**Dataset extract**
:::

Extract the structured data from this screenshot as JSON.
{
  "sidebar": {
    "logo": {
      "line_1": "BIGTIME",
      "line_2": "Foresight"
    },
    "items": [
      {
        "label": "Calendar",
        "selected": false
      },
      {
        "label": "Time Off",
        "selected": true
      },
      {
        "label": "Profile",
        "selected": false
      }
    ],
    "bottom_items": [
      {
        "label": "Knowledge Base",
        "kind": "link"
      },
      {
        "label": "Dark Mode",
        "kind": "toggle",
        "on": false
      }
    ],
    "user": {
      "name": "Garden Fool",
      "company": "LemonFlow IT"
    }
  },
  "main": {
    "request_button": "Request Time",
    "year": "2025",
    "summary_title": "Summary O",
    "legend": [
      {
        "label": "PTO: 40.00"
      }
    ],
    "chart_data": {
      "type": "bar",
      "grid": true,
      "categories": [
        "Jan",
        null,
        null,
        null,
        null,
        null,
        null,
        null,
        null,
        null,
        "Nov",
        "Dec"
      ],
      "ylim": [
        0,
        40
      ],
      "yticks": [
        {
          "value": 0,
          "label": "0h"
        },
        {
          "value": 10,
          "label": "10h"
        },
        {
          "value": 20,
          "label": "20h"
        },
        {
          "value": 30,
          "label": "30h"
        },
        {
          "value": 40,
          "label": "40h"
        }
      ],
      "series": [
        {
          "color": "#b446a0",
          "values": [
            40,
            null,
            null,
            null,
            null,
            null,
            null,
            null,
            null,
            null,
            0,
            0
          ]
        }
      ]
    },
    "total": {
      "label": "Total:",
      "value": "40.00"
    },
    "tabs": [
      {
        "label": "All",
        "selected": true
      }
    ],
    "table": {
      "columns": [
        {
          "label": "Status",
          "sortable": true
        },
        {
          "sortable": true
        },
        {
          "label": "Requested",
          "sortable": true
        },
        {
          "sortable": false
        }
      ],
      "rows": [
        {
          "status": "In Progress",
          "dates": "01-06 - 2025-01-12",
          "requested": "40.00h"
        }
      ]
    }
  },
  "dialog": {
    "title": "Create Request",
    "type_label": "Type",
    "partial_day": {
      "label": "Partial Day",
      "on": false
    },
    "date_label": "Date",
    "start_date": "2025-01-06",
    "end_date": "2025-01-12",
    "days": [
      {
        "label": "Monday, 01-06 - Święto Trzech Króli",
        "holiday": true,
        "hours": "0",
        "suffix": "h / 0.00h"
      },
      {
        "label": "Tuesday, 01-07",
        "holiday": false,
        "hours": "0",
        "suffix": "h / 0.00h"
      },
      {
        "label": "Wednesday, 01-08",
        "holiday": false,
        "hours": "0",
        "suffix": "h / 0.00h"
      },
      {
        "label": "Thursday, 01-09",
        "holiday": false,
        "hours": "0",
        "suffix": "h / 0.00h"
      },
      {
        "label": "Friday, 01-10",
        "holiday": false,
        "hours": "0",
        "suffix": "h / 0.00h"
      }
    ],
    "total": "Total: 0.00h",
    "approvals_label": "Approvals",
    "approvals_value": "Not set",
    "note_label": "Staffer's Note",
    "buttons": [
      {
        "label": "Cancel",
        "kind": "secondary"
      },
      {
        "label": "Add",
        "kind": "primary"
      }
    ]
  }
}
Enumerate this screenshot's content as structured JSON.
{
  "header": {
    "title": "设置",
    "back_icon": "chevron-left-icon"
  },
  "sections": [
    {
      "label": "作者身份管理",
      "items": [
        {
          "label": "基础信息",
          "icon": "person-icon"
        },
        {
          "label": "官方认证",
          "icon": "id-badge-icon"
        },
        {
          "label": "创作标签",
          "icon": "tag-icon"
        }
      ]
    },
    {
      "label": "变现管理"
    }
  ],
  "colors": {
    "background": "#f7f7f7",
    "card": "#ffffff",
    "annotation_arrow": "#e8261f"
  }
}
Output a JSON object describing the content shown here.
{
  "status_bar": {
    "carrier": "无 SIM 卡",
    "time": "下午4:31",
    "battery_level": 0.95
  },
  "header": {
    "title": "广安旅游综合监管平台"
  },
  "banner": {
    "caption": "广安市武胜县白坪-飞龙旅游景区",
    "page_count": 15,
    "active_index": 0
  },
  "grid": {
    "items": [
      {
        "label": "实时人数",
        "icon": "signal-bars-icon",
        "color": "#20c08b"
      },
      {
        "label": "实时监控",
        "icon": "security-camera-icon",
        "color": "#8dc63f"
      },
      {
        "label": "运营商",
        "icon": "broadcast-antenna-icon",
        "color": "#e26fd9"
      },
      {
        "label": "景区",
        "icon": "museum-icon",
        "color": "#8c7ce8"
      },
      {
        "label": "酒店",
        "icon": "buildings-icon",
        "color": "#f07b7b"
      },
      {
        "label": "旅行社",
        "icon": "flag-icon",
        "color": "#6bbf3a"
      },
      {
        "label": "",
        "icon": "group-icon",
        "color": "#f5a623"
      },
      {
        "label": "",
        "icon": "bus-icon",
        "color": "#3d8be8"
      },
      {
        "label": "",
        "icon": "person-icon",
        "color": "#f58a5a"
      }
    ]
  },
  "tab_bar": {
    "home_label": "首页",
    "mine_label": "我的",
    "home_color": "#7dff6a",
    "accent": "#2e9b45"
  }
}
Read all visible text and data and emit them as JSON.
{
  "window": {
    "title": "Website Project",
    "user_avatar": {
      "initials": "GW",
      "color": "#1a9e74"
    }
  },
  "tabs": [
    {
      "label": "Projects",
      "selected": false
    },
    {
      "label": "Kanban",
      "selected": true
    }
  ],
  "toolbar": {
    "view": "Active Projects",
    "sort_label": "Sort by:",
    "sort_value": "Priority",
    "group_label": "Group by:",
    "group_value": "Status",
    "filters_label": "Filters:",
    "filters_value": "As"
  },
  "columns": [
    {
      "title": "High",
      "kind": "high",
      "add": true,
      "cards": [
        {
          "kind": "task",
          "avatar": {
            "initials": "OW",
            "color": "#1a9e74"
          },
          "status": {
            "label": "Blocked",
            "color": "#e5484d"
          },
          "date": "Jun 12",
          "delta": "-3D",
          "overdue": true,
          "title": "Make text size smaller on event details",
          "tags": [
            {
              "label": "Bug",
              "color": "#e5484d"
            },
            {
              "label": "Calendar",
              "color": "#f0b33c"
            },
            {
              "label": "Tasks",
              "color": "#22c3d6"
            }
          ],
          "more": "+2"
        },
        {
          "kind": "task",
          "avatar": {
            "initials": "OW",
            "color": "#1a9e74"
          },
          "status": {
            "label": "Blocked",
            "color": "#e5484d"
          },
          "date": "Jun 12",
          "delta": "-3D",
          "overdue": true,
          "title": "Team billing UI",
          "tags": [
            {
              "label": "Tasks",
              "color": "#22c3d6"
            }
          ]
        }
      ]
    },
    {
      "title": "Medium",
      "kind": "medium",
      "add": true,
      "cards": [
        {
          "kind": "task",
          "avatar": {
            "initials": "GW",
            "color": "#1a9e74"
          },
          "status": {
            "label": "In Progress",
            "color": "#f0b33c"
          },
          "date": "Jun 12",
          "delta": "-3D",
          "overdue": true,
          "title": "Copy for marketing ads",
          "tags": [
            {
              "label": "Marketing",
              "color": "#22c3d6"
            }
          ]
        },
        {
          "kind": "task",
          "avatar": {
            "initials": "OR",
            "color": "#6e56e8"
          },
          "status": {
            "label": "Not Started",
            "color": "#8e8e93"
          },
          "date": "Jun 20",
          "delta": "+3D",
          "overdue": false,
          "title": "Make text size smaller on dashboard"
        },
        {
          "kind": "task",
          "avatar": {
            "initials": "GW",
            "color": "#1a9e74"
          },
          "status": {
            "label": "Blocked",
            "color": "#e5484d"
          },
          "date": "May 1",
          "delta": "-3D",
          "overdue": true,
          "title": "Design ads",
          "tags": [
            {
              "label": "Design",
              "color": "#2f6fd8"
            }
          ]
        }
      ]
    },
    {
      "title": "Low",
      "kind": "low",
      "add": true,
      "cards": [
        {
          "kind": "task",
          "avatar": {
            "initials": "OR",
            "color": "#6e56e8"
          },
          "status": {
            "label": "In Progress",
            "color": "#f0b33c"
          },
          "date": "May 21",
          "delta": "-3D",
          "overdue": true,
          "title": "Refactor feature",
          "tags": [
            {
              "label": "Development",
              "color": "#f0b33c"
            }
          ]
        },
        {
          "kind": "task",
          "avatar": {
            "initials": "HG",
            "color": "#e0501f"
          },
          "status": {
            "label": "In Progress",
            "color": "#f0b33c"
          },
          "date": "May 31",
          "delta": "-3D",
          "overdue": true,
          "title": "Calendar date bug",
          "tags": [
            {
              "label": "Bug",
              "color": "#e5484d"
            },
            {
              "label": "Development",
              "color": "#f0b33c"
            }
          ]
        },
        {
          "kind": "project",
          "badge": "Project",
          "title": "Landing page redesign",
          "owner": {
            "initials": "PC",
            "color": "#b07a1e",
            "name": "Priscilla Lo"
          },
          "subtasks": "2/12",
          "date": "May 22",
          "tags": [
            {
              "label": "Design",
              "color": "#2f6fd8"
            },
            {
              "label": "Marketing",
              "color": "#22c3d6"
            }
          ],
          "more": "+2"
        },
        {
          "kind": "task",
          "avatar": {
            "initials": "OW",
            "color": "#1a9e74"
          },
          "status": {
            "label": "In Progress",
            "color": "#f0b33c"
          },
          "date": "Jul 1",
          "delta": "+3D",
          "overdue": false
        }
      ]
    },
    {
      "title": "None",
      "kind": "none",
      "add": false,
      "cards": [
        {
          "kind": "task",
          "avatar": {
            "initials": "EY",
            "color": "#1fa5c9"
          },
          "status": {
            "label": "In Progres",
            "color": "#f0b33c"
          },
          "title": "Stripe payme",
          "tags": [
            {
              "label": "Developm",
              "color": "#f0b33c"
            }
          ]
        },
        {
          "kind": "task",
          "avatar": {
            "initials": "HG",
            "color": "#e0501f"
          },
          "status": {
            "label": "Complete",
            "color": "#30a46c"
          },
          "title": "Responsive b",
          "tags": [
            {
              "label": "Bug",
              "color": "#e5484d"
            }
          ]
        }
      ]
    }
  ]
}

:::

**What you should do**
Give the count of lines in the data shown above that contain "JSON", and nothing else.

**The result**
4